(begin)
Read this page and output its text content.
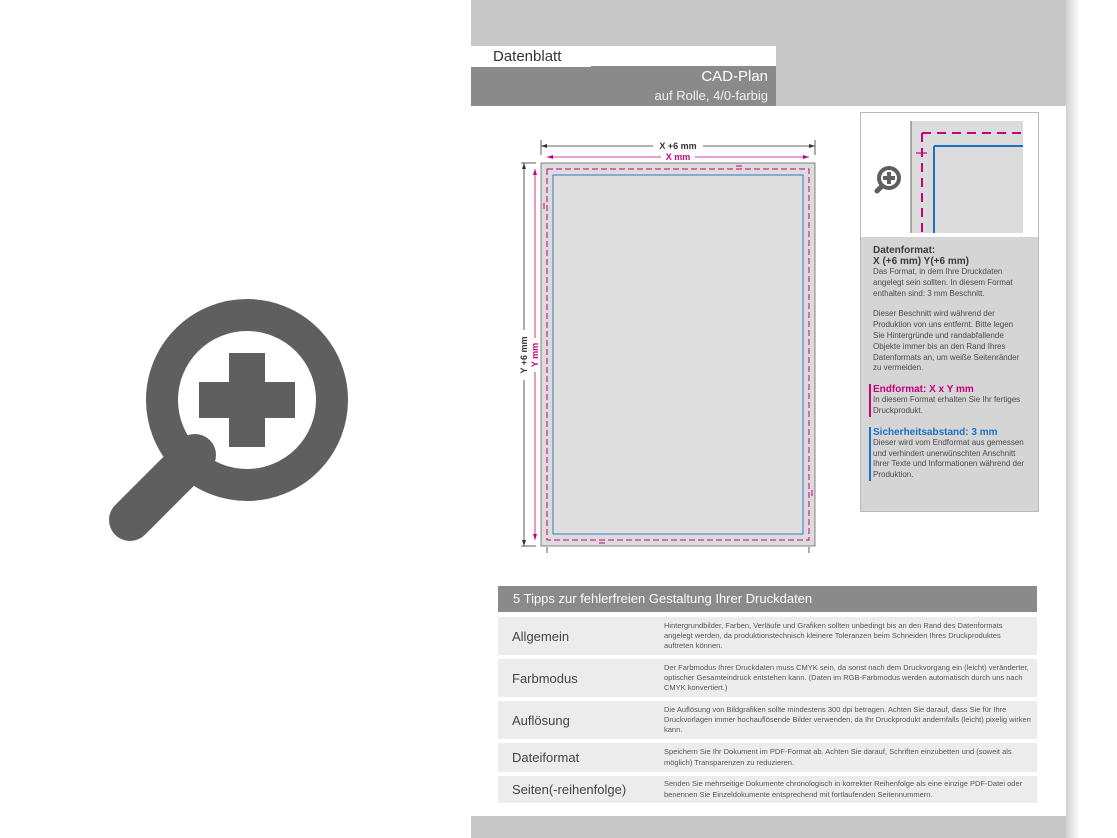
Datenblatt
CAD-Plan
auf Rolle, 4/0-farbig
X +6 mm
X mm
Y +6 mm Y mm

Datenformat:

X (+6 mm) Y(+6 mm)

Das Format, in dem Ihre Druckdaten angelegt sein sollten. In diesem Format enthalten sind: 3 mm Beschnitt.

Dieser Beschnitt wird während der Produktion von uns entfernt. Bitte legen Sie Hintergründe und randabfallende Objekte immer bis an den Rand Ihres Datenformats an, um weiße Seitenränder zu vermeiden.

Endformat: X x Y mm

In diesem Format erhalten Sie Ihr fertiges Druckprodukt.

Sicherheitsabstand: 3 mm

Dieser wird vom Endformat aus gemessen und verhindert unerwünschten Anschnitt Ihrer Texte und Informationen während der Produktion.

5 Tipps zur fehlerfreien Gestaltung Ihrer Druckdaten
Allgemein
Hintergrundbilder, Farben, Verläufe und Grafiken sollten unbedingt bis an den Rand des Datenformats angelegt werden, da produktionstechnisch kleinere Toleranzen beim Schneiden Ihres Druckproduktes auftreten können.
Farbmodus
Der Farbmodus Ihrer Druckdaten muss CMYK sein, da sonst nach dem Druckvorgang ein (leicht) veränderter, optischer Gesamteindruck entstehen kann. (Daten im RGB-Farbmodus werden automatisch durch uns nach CMYK konvertiert.)
Auflösung
Die Auflösung von Bildgrafiken sollte mindestens 300 dpi betragen. Achten Sie darauf, dass Sie für Ihre Druckvorlagen immer hochauflösende Bilder verwenden, da Ihr Druckprodukt andernfalls (leicht) pixelig wirken kann.
Dateiformat	Speichern Sie Ihr Dokument im PDF-Format ab. Achten Sie darauf, Schriften einzubetten und (soweit als möglich) Transparenzen zu reduzieren.
Seiten(-reihenfolge)	Senden Sie mehrseitige Dokumente chronologisch in korrekter Reihenfolge als eine einzige PDF-Datei oder benennen Sie Einzeldokumente entsprechend mit fortlaufenden Seitennummern.
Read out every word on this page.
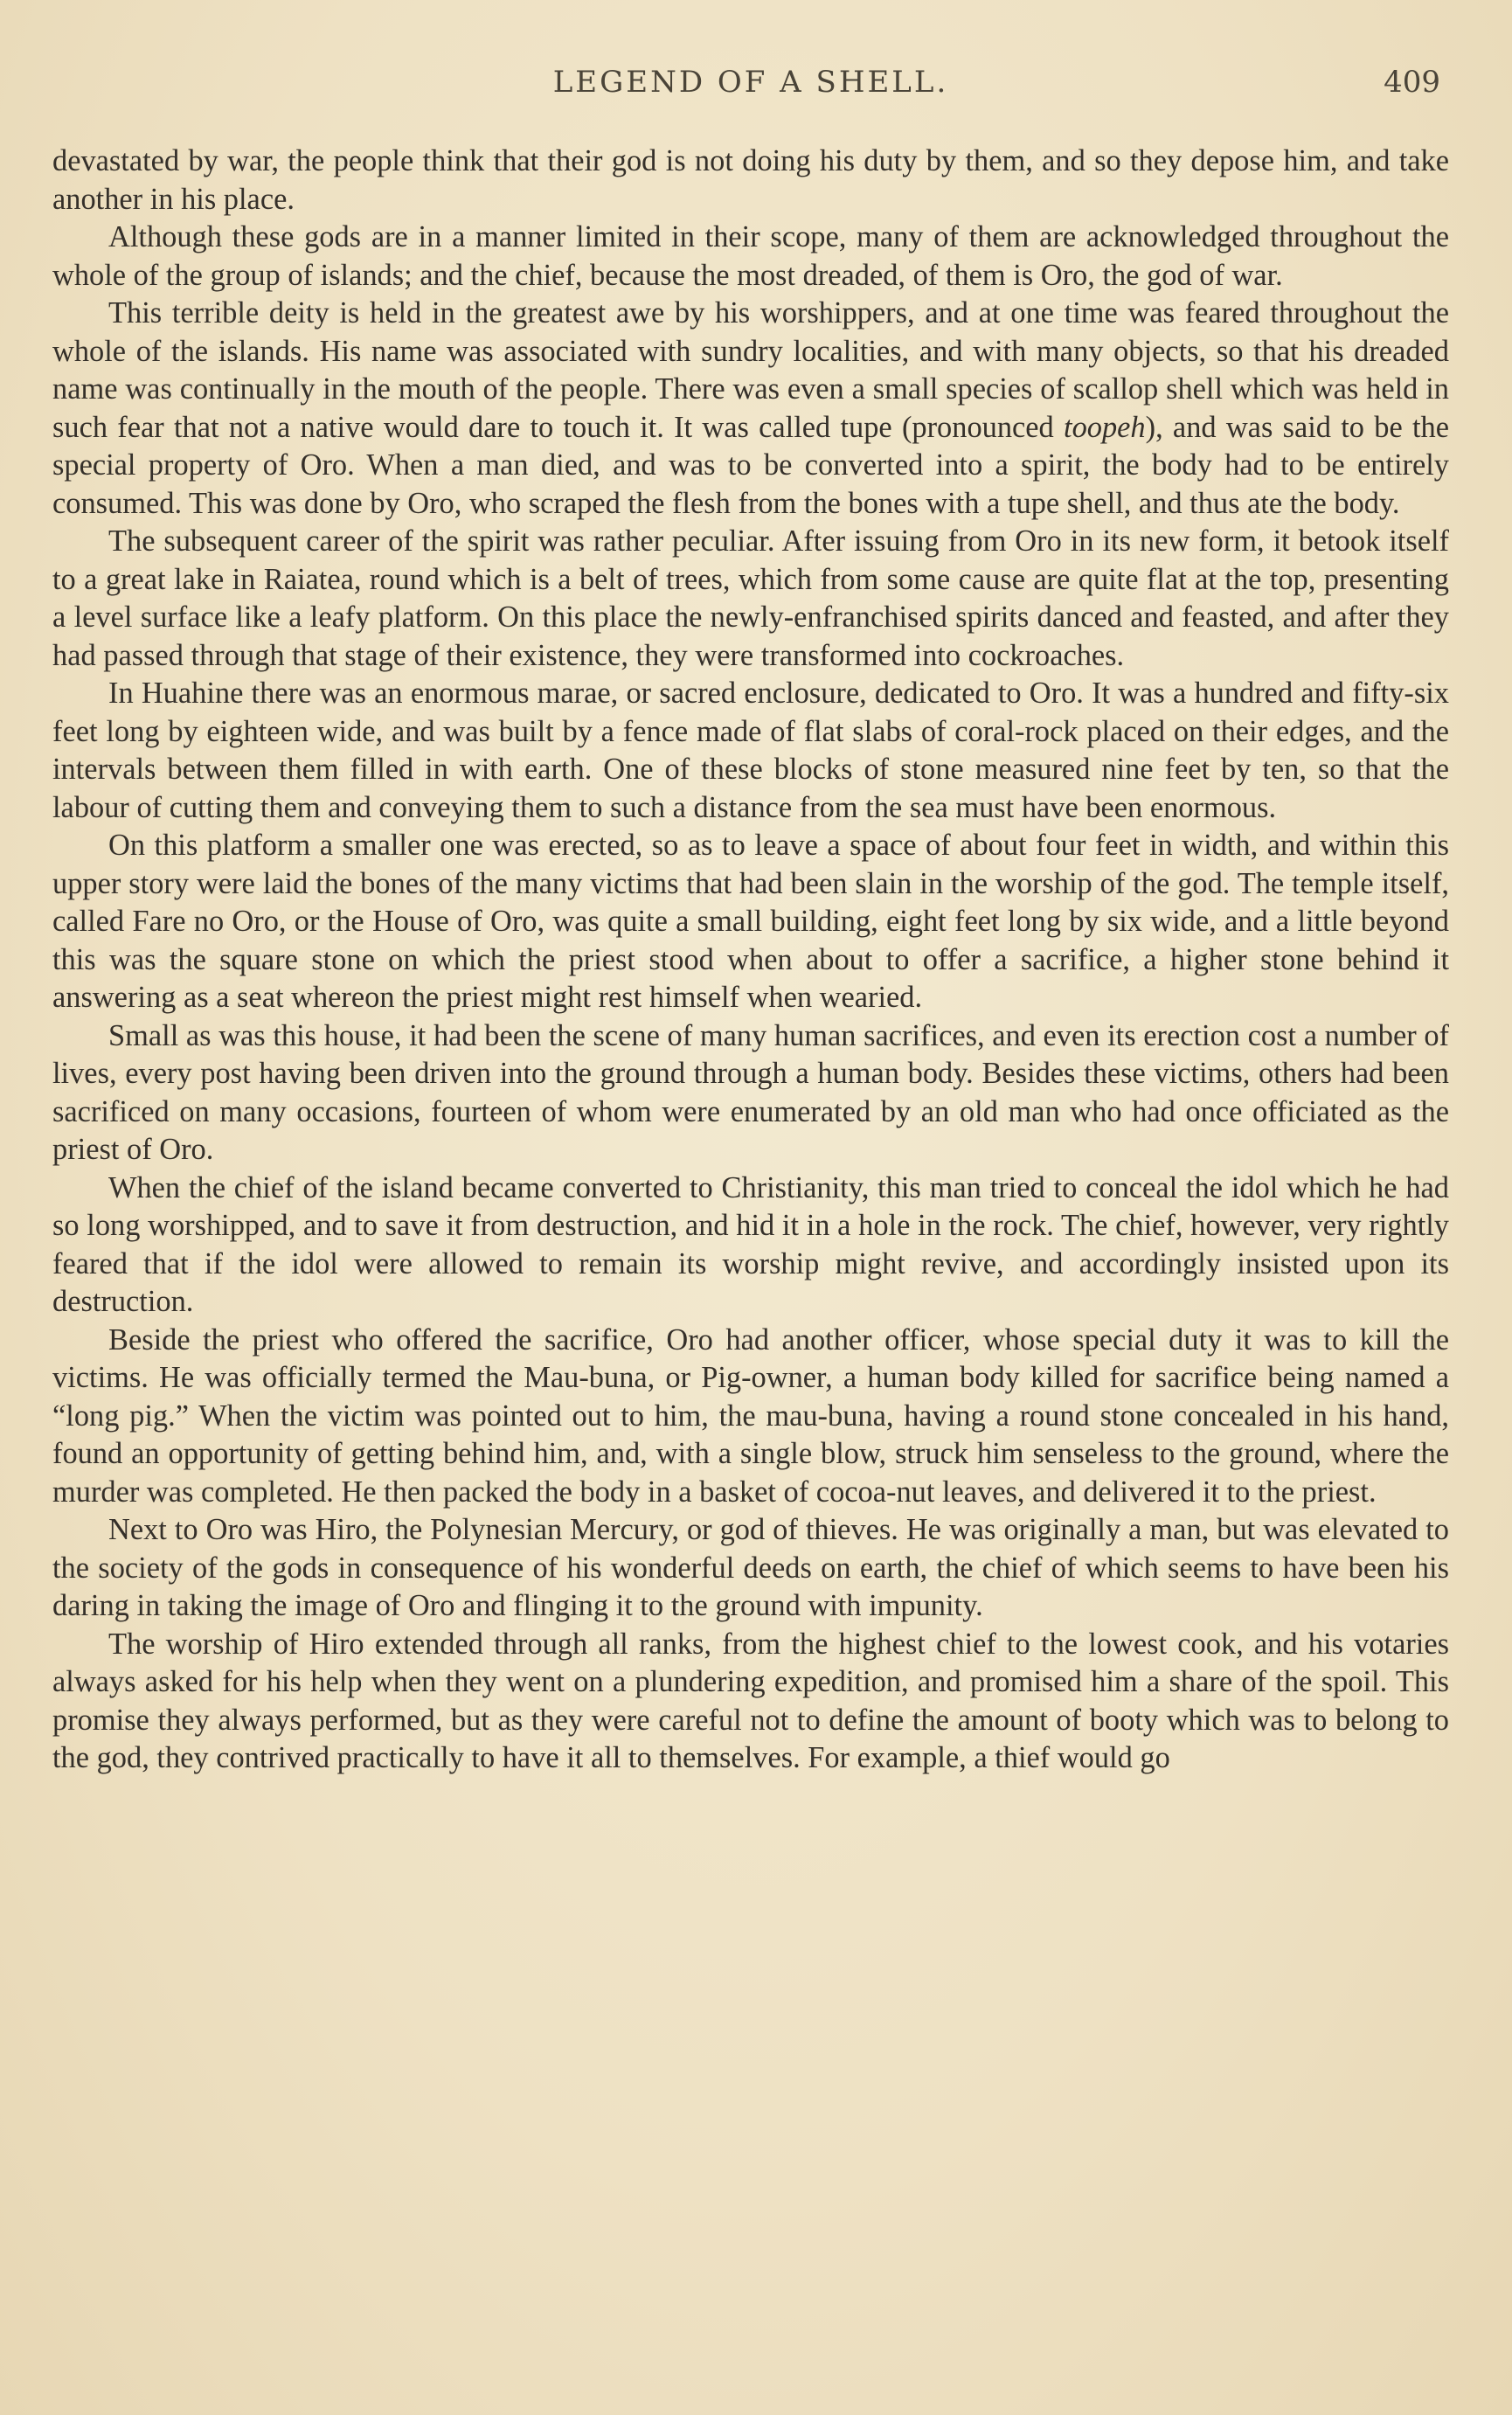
LEGEND OF A SHELL.	409

devastated by war, the people think that their god is not doing his duty by them, and so they depose him, and take another in his place.

Although these gods are in a manner limited in their scope, many of them are acknowledged throughout the whole of the group of islands; and the chief, because the most dreaded, of them is Oro, the god of war.

This terrible deity is held in the greatest awe by his worshippers, and at one time was feared throughout the whole of the islands. His name was associated with sundry localities, and with many objects, so that his dreaded name was continually in the mouth of the people. There was even a small species of scallop shell which was held in such fear that not a native would dare to touch it. It was called tupe (pronounced toopeh), and was said to be the special property of Oro. When a man died, and was to be converted into a spirit, the body had to be entirely consumed. This was done by Oro, who scraped the flesh from the bones with a tupe shell, and thus ate the body.

The subsequent career of the spirit was rather peculiar. After issuing from Oro in its new form, it betook itself to a great lake in Raiatea, round which is a belt of trees, which from some cause are quite flat at the top, presenting a level surface like a leafy platform. On this place the newly-enfranchised spirits danced and feasted, and after they had passed through that stage of their existence, they were transformed into cockroaches.

In Huahine there was an enormous marae, or sacred enclosure, dedicated to Oro. It was a hundred and fifty-six feet long by eighteen wide, and was built by a fence made of flat slabs of coral-rock placed on their edges, and the intervals between them filled in with earth. One of these blocks of stone measured nine feet by ten, so that the labour of cutting them and conveying them to such a distance from the sea must have been enormous.

On this platform a smaller one was erected, so as to leave a space of about four feet in width, and within this upper story were laid the bones of the many victims that had been slain in the worship of the god. The temple itself, called Fare no Oro, or the House of Oro, was quite a small building, eight feet long by six wide, and a little beyond this was the square stone on which the priest stood when about to offer a sacrifice, a higher stone behind it answering as a seat whereon the priest might rest himself when wearied.

Small as was this house, it had been the scene of many human sacrifices, and even its erection cost a number of lives, every post having been driven into the ground through a human body. Besides these victims, others had been sacrificed on many occasions, fourteen of whom were enumerated by an old man who had once officiated as the priest of Oro.

When the chief of the island became converted to Christianity, this man tried to conceal the idol which he had so long worshipped, and to save it from destruction, and hid it in a hole in the rock. The chief, however, very rightly feared that if the idol were allowed to remain its worship might revive, and accordingly insisted upon its destruction.

Beside the priest who offered the sacrifice, Oro had another officer, whose special duty it was to kill the victims. He was officially termed the Mau-buna, or Pig-owner, a human body killed for sacrifice being named a “long pig.” When the victim was pointed out to him, the mau-buna, having a round stone concealed in his hand, found an opportunity of getting behind him, and, with a single blow, struck him senseless to the ground, where the murder was completed. He then packed the body in a basket of cocoa-nut leaves, and delivered it to the priest.

Next to Oro was Hiro, the Polynesian Mercury, or god of thieves. He was originally a man, but was elevated to the society of the gods in consequence of his wonderful deeds on earth, the chief of which seems to have been his daring in taking the image of Oro and flinging it to the ground with impunity.

The worship of Hiro extended through all ranks, from the highest chief to the lowest cook, and his votaries always asked for his help when they went on a plundering expedition, and promised him a share of the spoil. This promise they always performed, but as they were careful not to define the amount of booty which was to belong to the god, they contrived practically to have it all to themselves. For example, a thief would go
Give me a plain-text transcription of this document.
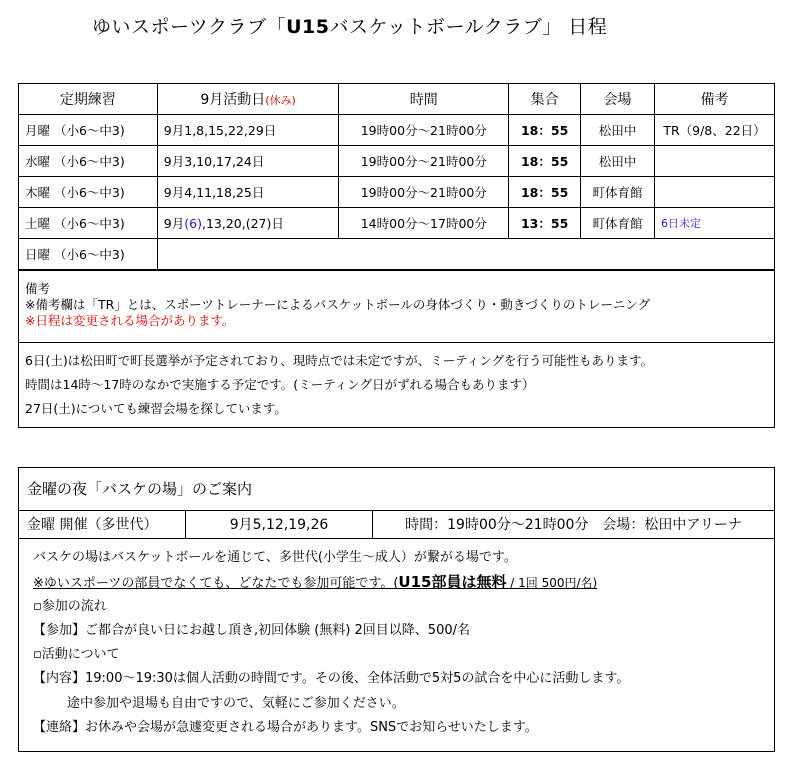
ゆいスポーツクラブ「U15バスケットボールクラブ」 日程
定期練習	9月活動日(休み)	時間	集合	会場	備考
月曜 （小6～中3)	9月1,8,15,22,29日	19時00分～21時00分	18：55	松田中	TR（9/8、22日）
水曜 （小6～中3)	9月3,10,17,24日	19時00分～21時00分	18：55	松田中	
木曜 （小6～中3)	9月4,11,18,25日	19時00分～21時00分	18：55	町体育館	
土曜 （小6～中3)	9月(6),13,20,(27)日	14時00分～17時00分	13：55	町体育館	6日未定
日曜 （小6～中3)					
備考
※備考欄は「TR」とは、スポーツトレーナーによるバスケットボールの身体づくり・動きづくりのトレーニング
※日程は変更される場合があります。
6日(土)は松田町で町長選挙が予定されており、現時点では未定ですが、ミーティングを行う可能性もあります。
時間は14時～17時のなかで実施する予定です。(ミーティング日がずれる場合もあります）
27日(土)についても練習会場を探しています。
金曜の夜「バスケの場」のご案内
金曜 開催（多世代）	9月5,12,19,26	時間：19時00分～21時00分　会場：松田中アリーナ
バスケの場はバスケットボールを通じて、多世代(小学生～成人）が繋がる場です。
※ゆいスポーツの部員でなくても、どなたでも参加可能です。(U15部員は無料 / 1回 500円/名)
▫参加の流れ
【参加】ご都合が良い日にお越し頂き,初回体験 (無料) 2回目以降、500/名
▫活動について
【内容】19:00～19:30は個人活動の時間です。その後、全体活動で5対5の試合を中心に活動します。
途中参加や退場も自由ですので、気軽にご参加ください。
【連絡】お休みや会場が急遽変更される場合があります。SNSでお知らせいたします。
(end)
> [WHAT THE EXERCISE ASKS]
Find the string "Datenformats" in the records, then copy each line where it occurs.

> [OUTPUT FOR THIS EXERCISE]
Dieser Beschnitt wird während der Produktion von uns entfernt. Bitte legen Sie Hintergründe und randabfallende Objekte immer bis an den Rand Ihres Datenformats an, um weiße Seitenränder zu vermeiden.
Hintergrundbilder, Farben, Verläufe und Grafiken sollten unbedingt bis an den Rand des Datenformats angelegt werden, da produktionstechnisch kleinere Toleranzen beim Schneiden Ihres Druckproduktes auftreten können.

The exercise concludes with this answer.